* Begin *

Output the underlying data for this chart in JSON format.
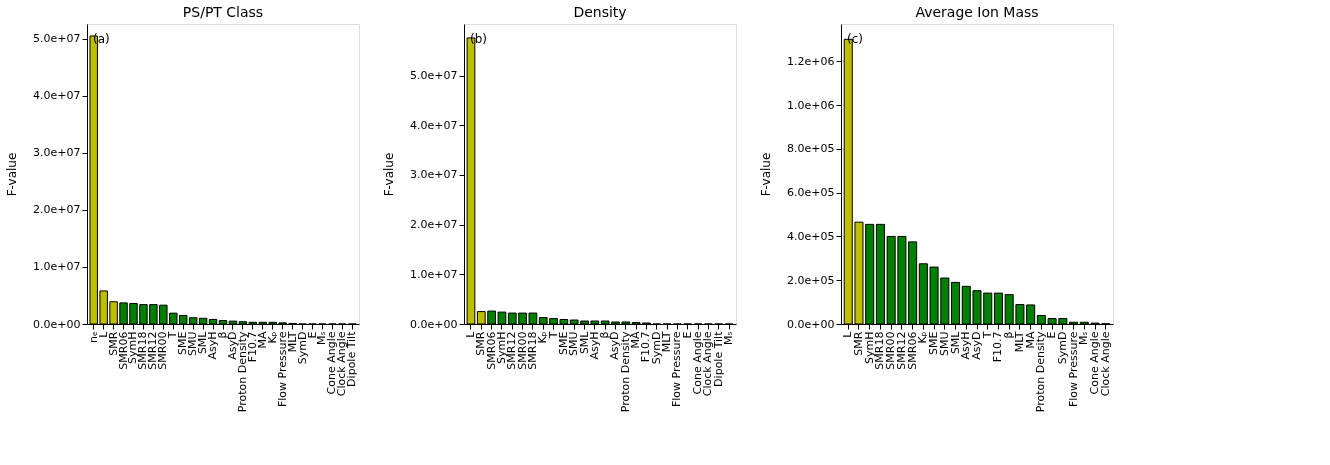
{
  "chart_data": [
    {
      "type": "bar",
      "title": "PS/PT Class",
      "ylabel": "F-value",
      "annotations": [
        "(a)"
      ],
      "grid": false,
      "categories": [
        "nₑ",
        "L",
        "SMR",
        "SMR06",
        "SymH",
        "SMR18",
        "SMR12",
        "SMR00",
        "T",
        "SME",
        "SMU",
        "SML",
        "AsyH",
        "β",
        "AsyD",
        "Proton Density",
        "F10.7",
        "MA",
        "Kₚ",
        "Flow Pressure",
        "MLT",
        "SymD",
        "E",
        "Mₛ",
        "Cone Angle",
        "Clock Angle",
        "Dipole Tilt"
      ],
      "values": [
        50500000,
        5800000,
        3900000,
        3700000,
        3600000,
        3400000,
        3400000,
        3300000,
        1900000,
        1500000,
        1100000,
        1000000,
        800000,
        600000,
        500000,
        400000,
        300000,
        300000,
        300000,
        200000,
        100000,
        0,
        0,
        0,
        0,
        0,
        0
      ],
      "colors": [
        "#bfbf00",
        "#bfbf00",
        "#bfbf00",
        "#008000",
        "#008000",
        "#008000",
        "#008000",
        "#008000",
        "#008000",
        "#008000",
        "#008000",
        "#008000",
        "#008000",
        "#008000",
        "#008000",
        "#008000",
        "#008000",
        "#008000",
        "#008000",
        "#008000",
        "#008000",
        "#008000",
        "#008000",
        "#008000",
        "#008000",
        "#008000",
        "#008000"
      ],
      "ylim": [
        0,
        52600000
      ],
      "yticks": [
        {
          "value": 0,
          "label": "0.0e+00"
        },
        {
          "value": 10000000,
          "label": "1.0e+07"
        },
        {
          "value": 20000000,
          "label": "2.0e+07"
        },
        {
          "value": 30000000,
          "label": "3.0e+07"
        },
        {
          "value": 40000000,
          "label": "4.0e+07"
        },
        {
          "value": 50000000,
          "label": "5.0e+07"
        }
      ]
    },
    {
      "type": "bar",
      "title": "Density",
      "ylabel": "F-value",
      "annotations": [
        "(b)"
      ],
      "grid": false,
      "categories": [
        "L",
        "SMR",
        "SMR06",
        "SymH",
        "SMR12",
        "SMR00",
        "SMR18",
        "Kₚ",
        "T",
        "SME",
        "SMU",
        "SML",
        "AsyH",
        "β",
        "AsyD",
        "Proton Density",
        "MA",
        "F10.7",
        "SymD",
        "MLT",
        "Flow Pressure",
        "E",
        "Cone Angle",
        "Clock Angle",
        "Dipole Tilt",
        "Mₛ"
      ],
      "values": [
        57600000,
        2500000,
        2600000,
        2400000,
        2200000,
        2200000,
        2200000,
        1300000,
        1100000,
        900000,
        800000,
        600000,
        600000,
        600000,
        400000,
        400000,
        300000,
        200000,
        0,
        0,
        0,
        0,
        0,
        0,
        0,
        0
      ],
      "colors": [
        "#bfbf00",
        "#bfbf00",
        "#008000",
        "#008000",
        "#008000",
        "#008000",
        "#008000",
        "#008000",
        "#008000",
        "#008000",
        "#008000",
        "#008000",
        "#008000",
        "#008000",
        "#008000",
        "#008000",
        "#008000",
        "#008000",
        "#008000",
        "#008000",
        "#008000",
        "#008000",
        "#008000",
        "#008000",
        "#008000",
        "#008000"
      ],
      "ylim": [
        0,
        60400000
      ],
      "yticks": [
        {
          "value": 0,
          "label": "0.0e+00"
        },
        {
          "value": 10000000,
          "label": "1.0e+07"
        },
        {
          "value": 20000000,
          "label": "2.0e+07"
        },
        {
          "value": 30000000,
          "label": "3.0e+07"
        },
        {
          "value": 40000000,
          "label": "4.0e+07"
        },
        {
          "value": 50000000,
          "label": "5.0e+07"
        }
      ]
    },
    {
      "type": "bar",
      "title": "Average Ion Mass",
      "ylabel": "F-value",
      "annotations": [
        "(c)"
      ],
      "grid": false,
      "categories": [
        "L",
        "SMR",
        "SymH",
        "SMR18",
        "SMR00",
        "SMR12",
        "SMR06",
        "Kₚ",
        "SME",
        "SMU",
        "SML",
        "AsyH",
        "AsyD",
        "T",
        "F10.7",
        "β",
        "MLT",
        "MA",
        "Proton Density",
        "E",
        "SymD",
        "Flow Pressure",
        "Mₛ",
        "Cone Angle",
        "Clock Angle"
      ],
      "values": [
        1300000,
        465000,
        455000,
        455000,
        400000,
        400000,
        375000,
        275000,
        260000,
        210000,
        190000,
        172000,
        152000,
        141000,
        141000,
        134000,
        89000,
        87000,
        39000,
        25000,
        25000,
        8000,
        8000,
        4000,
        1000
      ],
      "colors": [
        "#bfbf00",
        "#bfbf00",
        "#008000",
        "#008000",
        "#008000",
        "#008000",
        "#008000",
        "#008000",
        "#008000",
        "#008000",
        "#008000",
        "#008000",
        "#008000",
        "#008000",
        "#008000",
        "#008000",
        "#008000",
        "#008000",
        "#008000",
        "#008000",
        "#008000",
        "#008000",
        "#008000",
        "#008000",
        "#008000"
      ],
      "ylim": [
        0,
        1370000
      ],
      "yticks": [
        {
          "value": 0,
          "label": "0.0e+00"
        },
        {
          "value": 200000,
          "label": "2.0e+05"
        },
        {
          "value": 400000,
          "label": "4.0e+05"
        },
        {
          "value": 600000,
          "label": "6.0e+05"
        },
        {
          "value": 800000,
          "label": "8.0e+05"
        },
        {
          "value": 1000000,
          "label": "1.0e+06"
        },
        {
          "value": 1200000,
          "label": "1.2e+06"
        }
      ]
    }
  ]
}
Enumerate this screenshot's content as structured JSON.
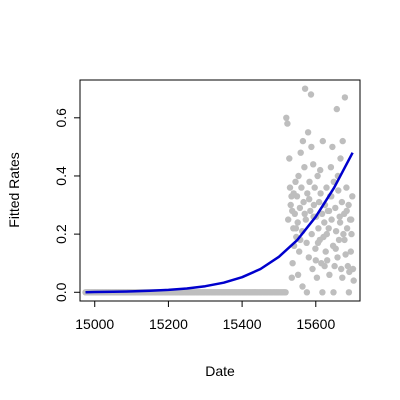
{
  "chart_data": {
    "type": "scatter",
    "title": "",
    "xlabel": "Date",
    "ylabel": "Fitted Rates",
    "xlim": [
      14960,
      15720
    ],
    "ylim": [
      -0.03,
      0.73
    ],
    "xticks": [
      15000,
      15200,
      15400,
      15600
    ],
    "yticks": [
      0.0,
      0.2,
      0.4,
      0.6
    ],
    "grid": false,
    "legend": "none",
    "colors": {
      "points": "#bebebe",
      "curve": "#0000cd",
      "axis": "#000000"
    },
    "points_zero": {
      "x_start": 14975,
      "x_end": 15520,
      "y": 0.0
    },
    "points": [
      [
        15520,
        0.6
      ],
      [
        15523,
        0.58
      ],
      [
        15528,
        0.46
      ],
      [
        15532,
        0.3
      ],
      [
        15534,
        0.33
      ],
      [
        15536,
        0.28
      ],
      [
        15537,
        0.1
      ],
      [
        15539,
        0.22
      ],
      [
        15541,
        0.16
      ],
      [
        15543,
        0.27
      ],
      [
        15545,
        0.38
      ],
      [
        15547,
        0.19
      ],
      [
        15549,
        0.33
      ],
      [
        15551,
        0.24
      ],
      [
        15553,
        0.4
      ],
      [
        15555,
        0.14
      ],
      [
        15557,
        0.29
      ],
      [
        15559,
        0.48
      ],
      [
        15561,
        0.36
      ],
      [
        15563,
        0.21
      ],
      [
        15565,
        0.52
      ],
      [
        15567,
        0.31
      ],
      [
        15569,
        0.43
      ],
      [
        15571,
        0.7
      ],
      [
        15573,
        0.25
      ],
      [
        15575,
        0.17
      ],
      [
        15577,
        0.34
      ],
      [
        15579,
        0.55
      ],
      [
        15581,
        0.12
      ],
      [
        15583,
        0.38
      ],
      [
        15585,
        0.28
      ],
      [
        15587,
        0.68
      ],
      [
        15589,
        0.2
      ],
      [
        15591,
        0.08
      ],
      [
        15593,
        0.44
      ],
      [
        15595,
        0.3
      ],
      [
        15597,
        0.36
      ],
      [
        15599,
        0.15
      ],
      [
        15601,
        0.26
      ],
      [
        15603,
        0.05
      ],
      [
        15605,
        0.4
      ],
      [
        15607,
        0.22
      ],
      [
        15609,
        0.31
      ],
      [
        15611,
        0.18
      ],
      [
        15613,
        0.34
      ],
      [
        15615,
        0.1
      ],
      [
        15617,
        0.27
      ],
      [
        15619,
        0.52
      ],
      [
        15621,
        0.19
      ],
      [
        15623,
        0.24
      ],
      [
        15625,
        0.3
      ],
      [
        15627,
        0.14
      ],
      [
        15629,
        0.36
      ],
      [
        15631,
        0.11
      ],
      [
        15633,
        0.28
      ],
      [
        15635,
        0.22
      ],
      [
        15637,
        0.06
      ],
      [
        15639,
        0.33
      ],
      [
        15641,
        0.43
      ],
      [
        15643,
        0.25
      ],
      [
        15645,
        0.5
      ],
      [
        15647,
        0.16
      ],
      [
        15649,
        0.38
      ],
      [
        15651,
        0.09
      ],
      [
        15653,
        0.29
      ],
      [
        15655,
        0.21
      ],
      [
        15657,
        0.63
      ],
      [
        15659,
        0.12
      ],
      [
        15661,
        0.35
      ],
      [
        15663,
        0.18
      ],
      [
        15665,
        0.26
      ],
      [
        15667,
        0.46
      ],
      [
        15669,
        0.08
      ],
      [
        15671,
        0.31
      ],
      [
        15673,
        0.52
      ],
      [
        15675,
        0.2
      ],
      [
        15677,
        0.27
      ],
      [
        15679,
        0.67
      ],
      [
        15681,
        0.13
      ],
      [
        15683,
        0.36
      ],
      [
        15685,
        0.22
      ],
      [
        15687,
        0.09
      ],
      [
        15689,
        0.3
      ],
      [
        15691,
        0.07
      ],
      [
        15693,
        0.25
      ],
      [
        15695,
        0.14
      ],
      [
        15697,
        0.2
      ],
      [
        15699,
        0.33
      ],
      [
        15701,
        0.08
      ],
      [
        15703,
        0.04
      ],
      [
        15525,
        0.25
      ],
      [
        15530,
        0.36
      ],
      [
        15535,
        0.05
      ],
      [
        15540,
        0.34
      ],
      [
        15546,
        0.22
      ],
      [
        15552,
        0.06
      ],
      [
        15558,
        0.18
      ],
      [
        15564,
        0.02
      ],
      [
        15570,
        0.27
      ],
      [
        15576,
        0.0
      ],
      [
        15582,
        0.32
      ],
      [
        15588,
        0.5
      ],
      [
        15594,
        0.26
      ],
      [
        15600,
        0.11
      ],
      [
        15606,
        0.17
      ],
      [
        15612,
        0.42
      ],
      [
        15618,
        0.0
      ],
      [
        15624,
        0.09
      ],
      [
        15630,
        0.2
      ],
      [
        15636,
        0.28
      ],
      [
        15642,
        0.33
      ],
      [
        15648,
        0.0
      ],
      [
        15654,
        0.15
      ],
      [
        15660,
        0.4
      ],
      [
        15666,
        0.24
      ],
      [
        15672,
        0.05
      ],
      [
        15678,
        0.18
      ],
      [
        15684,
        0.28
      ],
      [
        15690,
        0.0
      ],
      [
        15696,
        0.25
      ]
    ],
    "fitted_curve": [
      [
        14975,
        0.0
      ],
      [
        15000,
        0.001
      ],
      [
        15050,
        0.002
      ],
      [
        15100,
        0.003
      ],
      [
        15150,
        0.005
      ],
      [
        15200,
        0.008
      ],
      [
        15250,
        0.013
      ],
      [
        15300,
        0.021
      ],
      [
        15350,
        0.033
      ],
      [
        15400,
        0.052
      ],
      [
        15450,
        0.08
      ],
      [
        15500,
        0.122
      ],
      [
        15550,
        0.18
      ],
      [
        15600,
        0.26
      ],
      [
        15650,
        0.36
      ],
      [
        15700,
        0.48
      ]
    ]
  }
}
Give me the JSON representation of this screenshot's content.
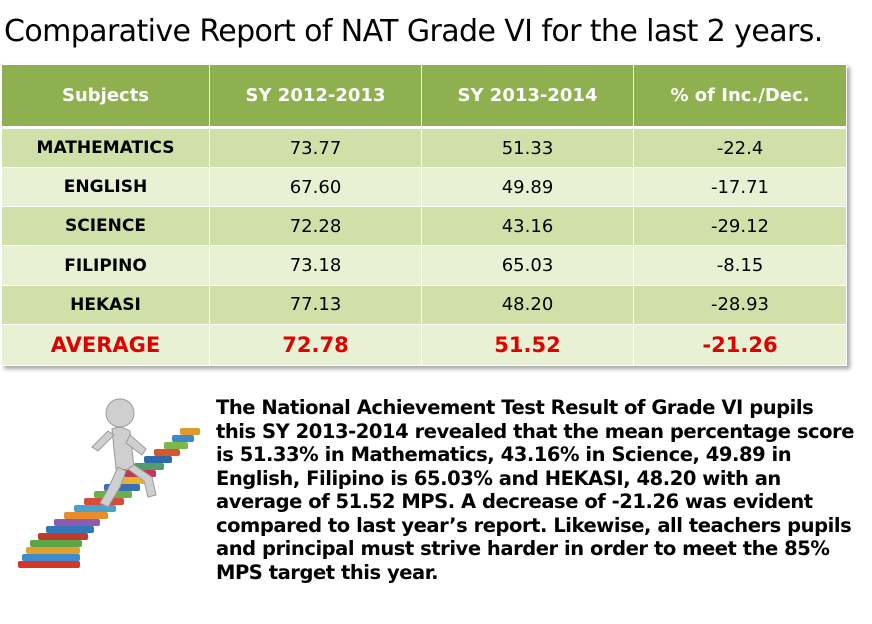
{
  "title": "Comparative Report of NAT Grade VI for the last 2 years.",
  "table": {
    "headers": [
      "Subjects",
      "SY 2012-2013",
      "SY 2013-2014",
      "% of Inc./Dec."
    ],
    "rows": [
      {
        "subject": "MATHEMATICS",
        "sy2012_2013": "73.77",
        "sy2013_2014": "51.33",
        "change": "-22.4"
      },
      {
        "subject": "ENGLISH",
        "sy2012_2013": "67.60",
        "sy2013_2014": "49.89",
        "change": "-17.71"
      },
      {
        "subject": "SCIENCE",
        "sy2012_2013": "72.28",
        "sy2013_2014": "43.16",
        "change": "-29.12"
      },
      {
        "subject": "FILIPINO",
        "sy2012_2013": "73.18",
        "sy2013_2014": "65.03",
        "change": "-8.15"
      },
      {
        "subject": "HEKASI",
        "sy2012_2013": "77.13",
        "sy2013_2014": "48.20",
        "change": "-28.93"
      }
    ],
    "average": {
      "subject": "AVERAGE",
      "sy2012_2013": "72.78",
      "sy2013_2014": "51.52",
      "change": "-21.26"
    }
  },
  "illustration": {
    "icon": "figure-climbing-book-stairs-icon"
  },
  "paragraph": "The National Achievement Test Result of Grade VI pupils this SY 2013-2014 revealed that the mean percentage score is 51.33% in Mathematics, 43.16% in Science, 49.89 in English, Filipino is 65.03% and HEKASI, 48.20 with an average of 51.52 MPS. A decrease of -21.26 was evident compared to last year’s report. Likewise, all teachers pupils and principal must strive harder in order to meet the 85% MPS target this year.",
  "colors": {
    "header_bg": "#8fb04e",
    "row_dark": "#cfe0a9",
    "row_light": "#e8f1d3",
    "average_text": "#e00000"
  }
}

* End *

▶ _To be done_
Locate the string "title" in the listing above and copy every line where it occurs.

▶ _Complete answer_
      "title": "PS/PT Class",
      "title": "Density",
      "title": "Average Ion Mass",
    "title": "",
  "title": "Comparative Report of NAT Grade VI for the last 2 years.",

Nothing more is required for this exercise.